WHAT YOU NEED TO DO
In the data that follows, find each line containing "wordt" and copy it.

** DATASET CONTENT follows **

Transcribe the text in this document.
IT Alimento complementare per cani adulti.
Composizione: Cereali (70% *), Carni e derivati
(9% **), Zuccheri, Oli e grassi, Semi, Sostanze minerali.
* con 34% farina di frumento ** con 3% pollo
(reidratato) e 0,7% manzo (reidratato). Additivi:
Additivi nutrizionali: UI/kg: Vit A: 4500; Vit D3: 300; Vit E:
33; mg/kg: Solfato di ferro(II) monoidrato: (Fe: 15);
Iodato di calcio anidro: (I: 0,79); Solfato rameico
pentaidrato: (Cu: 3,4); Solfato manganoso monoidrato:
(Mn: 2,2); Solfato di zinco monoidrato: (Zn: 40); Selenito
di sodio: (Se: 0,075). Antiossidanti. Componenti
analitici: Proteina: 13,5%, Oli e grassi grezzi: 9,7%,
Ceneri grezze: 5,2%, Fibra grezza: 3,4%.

** End of DATASET CONTENT **
** DATASET CONTENT follows **

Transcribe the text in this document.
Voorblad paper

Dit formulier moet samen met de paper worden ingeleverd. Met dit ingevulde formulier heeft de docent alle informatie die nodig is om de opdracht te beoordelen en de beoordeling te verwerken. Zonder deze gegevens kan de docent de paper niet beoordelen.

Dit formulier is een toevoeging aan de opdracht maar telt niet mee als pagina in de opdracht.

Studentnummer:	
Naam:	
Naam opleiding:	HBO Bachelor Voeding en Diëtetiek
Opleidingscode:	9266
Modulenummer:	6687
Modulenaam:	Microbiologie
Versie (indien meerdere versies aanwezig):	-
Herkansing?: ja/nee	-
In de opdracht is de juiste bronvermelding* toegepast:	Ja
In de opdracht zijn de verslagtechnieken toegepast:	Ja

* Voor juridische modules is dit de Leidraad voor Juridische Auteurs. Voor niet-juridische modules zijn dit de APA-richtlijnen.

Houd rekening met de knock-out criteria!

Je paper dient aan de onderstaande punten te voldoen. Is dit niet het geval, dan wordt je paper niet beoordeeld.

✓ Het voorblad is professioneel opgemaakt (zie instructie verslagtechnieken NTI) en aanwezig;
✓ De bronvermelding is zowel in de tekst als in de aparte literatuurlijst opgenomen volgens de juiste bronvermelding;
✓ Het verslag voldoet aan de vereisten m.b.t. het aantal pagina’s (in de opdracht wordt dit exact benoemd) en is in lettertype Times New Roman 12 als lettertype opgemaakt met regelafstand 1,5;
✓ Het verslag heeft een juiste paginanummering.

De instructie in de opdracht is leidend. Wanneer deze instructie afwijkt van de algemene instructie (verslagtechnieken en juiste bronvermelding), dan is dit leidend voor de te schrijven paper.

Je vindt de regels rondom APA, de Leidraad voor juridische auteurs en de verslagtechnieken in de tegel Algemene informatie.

** End of DATASET CONTENT **

ANSWER SECTION
Je paper dient aan de onderstaande punten te voldoen. Is dit niet het geval, dan wordt je paper niet beoordeeld.
✓ Het verslag voldoet aan de vereisten m.b.t. het aantal pagina’s (in de opdracht wordt dit exact benoemd) en is in lettertype Times New Roman 12 als lettertype opgemaakt met regelafstand 1,5;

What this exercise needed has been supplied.